Lines of data
■ ■ ■ ■ ■

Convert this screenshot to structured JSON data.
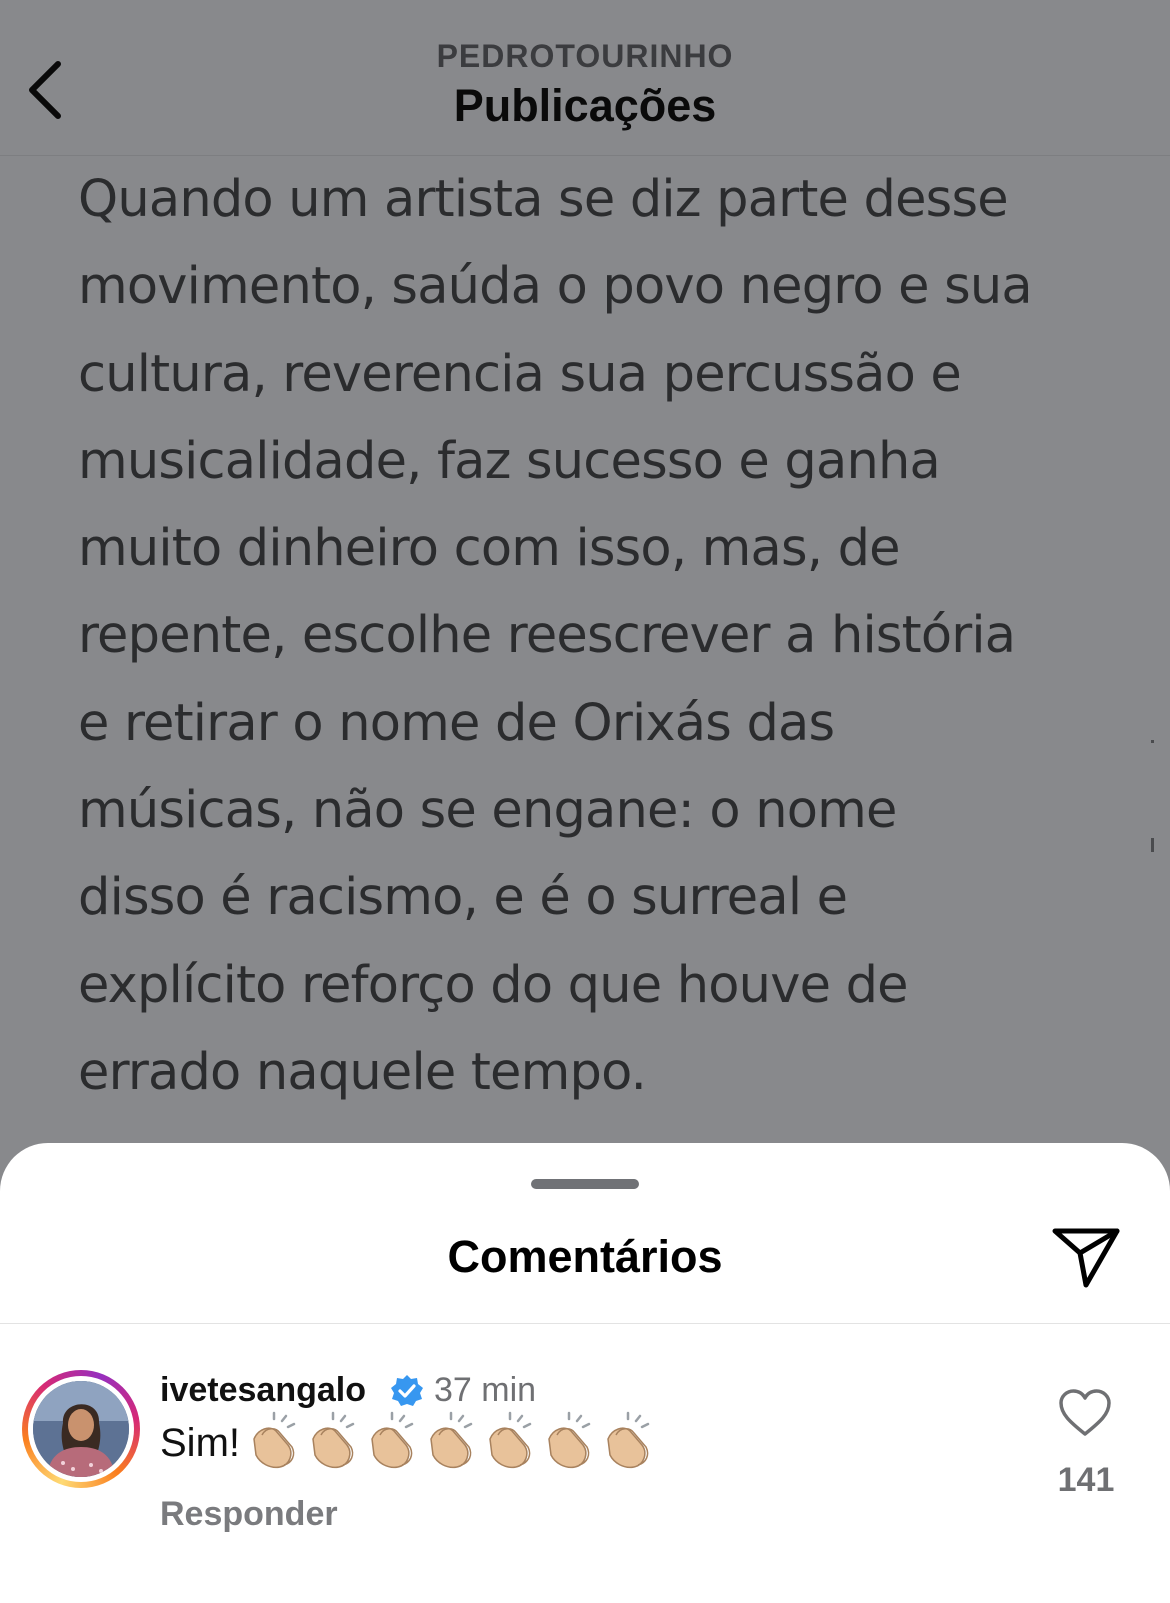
{
  "header": {
    "account": "PEDROTOURINHO",
    "title": "Publicações",
    "back_icon": "chevron-left-icon"
  },
  "post": {
    "lines": [
      "Quando um artista se diz parte desse",
      "movimento, saúda o povo negro e sua",
      "cultura, reverencia sua percussão e",
      "musicalidade, faz sucesso e ganha",
      "muito dinheiro com isso, mas, de",
      "repente, escolhe reescrever a história",
      "e retirar o nome de Orixás das",
      "músicas, não se engane: o nome",
      "disso é racismo, e é o surreal e",
      "explícito reforço do que houve de",
      "errado naquele tempo."
    ]
  },
  "comments_sheet": {
    "title": "Comentários",
    "share_icon": "paper-plane-icon",
    "comment": {
      "username": "ivetesangalo",
      "verified_icon": "verified-badge-icon",
      "time": "37 min",
      "text": "Sim!",
      "emoji": [
        "clapping-hands-icon",
        "clapping-hands-icon",
        "clapping-hands-icon",
        "clapping-hands-icon",
        "clapping-hands-icon",
        "clapping-hands-icon",
        "clapping-hands-icon"
      ],
      "reply_label": "Responder",
      "like_icon": "heart-outline-icon",
      "like_count": "141"
    }
  },
  "colors": {
    "dim_background": "#88898c",
    "sheet_background": "#ffffff",
    "verified_blue": "#3797f0",
    "skin_tone": "#e8c29a"
  }
}
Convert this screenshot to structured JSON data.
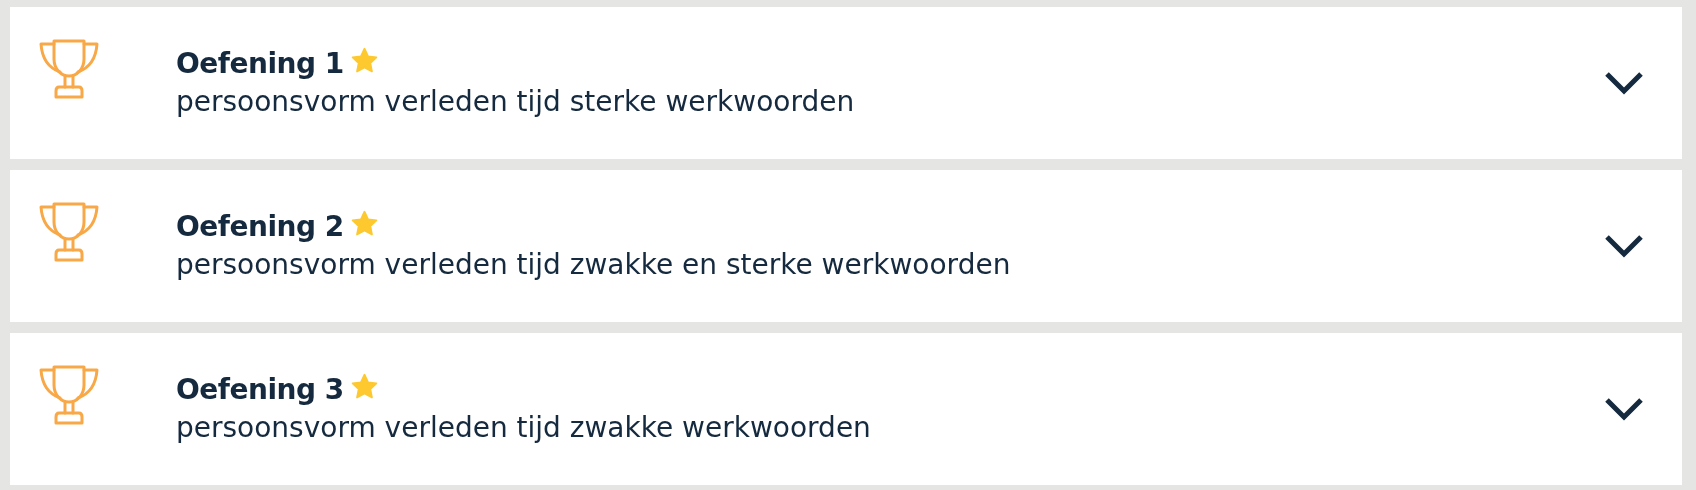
{
  "exercises": [
    {
      "title": "Oefening 1",
      "starred": true,
      "subtitle": "persoonsvorm verleden tijd sterke werkwoorden",
      "expanded": false
    },
    {
      "title": "Oefening 2",
      "starred": true,
      "subtitle": "persoonsvorm verleden tijd zwakke en sterke werkwoorden",
      "expanded": false
    },
    {
      "title": "Oefening 3",
      "starred": true,
      "subtitle": "persoonsvorm verleden tijd zwakke werkwoorden",
      "expanded": false
    }
  ]
}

■ ■ ■ ■ ■

DIRECTIONS
Filter for "Oefening". Return all lines that hold it.

TASK SOLUTION
      "title": "Oefening 1",
      "title": "Oefening 2",
      "title": "Oefening 3",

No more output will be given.